***** PROVIDED DATA *****

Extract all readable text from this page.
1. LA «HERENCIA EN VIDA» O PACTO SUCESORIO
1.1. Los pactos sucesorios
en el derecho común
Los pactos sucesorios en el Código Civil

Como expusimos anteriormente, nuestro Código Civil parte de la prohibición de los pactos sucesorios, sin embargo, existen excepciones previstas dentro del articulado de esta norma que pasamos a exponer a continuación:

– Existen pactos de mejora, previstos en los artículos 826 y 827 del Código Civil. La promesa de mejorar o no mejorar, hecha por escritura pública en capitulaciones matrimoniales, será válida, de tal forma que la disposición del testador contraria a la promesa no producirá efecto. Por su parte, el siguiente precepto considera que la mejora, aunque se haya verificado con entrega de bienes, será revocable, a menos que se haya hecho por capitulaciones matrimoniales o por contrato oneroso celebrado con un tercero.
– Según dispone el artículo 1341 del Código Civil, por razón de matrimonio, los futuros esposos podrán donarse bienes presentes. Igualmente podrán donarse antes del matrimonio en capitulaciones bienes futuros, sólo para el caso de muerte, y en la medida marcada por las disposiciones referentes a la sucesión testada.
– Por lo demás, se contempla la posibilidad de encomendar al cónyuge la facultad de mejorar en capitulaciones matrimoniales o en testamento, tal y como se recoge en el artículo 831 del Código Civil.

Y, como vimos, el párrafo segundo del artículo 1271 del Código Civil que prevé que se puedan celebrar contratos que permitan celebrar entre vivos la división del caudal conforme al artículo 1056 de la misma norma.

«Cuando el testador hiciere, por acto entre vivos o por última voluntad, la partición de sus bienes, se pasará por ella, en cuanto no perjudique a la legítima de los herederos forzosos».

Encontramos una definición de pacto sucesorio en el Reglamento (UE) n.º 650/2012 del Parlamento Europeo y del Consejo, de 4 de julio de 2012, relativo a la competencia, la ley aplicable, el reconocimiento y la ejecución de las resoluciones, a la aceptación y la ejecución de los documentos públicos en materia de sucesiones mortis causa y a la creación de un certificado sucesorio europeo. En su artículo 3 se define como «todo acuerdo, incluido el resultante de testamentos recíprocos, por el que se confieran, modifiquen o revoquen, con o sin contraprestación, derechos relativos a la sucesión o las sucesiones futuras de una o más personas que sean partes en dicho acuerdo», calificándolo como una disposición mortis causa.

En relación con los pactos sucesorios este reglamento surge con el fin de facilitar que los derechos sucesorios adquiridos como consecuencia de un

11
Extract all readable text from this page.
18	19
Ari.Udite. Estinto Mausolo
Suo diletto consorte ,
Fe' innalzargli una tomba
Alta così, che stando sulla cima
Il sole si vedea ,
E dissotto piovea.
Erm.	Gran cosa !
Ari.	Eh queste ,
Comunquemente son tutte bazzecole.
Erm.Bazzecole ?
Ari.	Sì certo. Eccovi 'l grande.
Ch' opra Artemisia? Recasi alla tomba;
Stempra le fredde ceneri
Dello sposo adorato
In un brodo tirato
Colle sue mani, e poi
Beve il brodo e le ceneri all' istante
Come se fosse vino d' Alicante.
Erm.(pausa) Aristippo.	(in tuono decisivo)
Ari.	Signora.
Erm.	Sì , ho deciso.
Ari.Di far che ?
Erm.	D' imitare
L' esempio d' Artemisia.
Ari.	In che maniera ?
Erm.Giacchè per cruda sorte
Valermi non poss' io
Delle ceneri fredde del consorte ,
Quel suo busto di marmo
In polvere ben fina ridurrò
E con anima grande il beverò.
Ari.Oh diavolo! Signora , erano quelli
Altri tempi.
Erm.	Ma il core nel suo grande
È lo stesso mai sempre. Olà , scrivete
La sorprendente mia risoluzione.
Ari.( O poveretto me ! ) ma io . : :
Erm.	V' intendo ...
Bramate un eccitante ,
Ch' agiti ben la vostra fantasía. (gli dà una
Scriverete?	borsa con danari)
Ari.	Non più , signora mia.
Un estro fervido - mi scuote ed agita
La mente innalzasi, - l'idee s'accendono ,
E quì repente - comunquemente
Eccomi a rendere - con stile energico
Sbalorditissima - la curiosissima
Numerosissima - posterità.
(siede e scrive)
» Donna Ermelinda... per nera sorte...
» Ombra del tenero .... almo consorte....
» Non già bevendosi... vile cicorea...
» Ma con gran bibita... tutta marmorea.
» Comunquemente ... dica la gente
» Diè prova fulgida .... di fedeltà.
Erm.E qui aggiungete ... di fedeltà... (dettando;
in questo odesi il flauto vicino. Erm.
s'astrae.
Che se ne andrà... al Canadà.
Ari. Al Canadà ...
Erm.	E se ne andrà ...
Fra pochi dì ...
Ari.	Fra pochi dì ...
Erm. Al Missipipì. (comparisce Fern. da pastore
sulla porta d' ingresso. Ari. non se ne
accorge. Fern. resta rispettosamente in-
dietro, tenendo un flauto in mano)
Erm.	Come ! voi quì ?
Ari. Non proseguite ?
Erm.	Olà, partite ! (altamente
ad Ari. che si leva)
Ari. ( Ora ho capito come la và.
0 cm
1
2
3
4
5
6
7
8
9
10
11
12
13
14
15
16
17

*****

OBJECTIVE: Set down all of the records shown above once more, exactly.

FULL SOLUTION:
Extract all readable text from this page.
1. LA «HERENCIA EN VIDA» O PACTO SUCESORIO
1.1. Los pactos sucesorios
en el derecho común
Los pactos sucesorios en el Código Civil

Como expusimos anteriormente, nuestro Código Civil parte de la prohibición de los pactos sucesorios, sin embargo, existen excepciones previstas dentro del articulado de esta norma que pasamos a exponer a continuación:

– Existen pactos de mejora, previstos en los artículos 826 y 827 del Código Civil. La promesa de mejorar o no mejorar, hecha por escritura pública en capitulaciones matrimoniales, será válida, de tal forma que la disposición del testador contraria a la promesa no producirá efecto. Por su parte, el siguiente precepto considera que la mejora, aunque se haya verificado con entrega de bienes, será revocable, a menos que se haya hecho por capitulaciones matrimoniales o por contrato oneroso celebrado con un tercero.
– Según dispone el artículo 1341 del Código Civil, por razón de matrimonio, los futuros esposos podrán donarse bienes presentes. Igualmente podrán donarse antes del matrimonio en capitulaciones bienes futuros, sólo para el caso de muerte, y en la medida marcada por las disposiciones referentes a la sucesión testada.
– Por lo demás, se contempla la posibilidad de encomendar al cónyuge la facultad de mejorar en capitulaciones matrimoniales o en testamento, tal y como se recoge en el artículo 831 del Código Civil.

Y, como vimos, el párrafo segundo del artículo 1271 del Código Civil que prevé que se puedan celebrar contratos que permitan celebrar entre vivos la división del caudal conforme al artículo 1056 de la misma norma.

«Cuando el testador hiciere, por acto entre vivos o por última voluntad, la partición de sus bienes, se pasará por ella, en cuanto no perjudique a la legítima de los herederos forzosos».

Encontramos una definición de pacto sucesorio en el Reglamento (UE) n.º 650/2012 del Parlamento Europeo y del Consejo, de 4 de julio de 2012, relativo a la competencia, la ley aplicable, el reconocimiento y la ejecución de las resoluciones, a la aceptación y la ejecución de los documentos públicos en materia de sucesiones mortis causa y a la creación de un certificado sucesorio europeo. En su artículo 3 se define como «todo acuerdo, incluido el resultante de testamentos recíprocos, por el que se confieran, modifiquen o revoquen, con o sin contraprestación, derechos relativos a la sucesión o las sucesiones futuras de una o más personas que sean partes en dicho acuerdo», calificándolo como una disposición mortis causa.

En relación con los pactos sucesorios este reglamento surge con el fin de facilitar que los derechos sucesorios adquiridos como consecuencia de un

11
Extract all readable text from this page.
18	19
Ari.Udite. Estinto Mausolo
Suo diletto consorte ,
Fe' innalzargli una tomba
Alta così, che stando sulla cima
Il sole si vedea ,
E dissotto piovea.
Erm.	Gran cosa !
Ari.	Eh queste ,
Comunquemente son tutte bazzecole.
Erm.Bazzecole ?
Ari.	Sì certo. Eccovi 'l grande.
Ch' opra Artemisia? Recasi alla tomba;
Stempra le fredde ceneri
Dello sposo adorato
In un brodo tirato
Colle sue mani, e poi
Beve il brodo e le ceneri all' istante
Come se fosse vino d' Alicante.
Erm.(pausa) Aristippo.	(in tuono decisivo)
Ari.	Signora.
Erm.	Sì , ho deciso.
Ari.Di far che ?
Erm.	D' imitare
L' esempio d' Artemisia.
Ari.	In che maniera ?
Erm.Giacchè per cruda sorte
Valermi non poss' io
Delle ceneri fredde del consorte ,
Quel suo busto di marmo
In polvere ben fina ridurrò
E con anima grande il beverò.
Ari.Oh diavolo! Signora , erano quelli
Altri tempi.
Erm.	Ma il core nel suo grande
È lo stesso mai sempre. Olà , scrivete
La sorprendente mia risoluzione.
Ari.( O poveretto me ! ) ma io . : :
Erm.	V' intendo ...
Bramate un eccitante ,
Ch' agiti ben la vostra fantasía. (gli dà una
Scriverete?	borsa con danari)
Ari.	Non più , signora mia.
Un estro fervido - mi scuote ed agita
La mente innalzasi, - l'idee s'accendono ,
E quì repente - comunquemente
Eccomi a rendere - con stile energico
Sbalorditissima - la curiosissima
Numerosissima - posterità.
(siede e scrive)
» Donna Ermelinda... per nera sorte...
» Ombra del tenero .... almo consorte....
» Non già bevendosi... vile cicorea...
» Ma con gran bibita... tutta marmorea.
» Comunquemente ... dica la gente
» Diè prova fulgida .... di fedeltà.
Erm.E qui aggiungete ... di fedeltà... (dettando;
in questo odesi il flauto vicino. Erm.
s'astrae.
Che se ne andrà... al Canadà.
Ari. Al Canadà ...
Erm.	E se ne andrà ...
Fra pochi dì ...
Ari.	Fra pochi dì ...
Erm. Al Missipipì. (comparisce Fern. da pastore
sulla porta d' ingresso. Ari. non se ne
accorge. Fern. resta rispettosamente in-
dietro, tenendo un flauto in mano)
Erm.	Come ! voi quì ?
Ari. Non proseguite ?
Erm.	Olà, partite ! (altamente
ad Ari. che si leva)
Ari. ( Ora ho capito come la và.
0 cm
1
2
3
4
5
6
7
8
9
10
11
12
13
14
15
16
17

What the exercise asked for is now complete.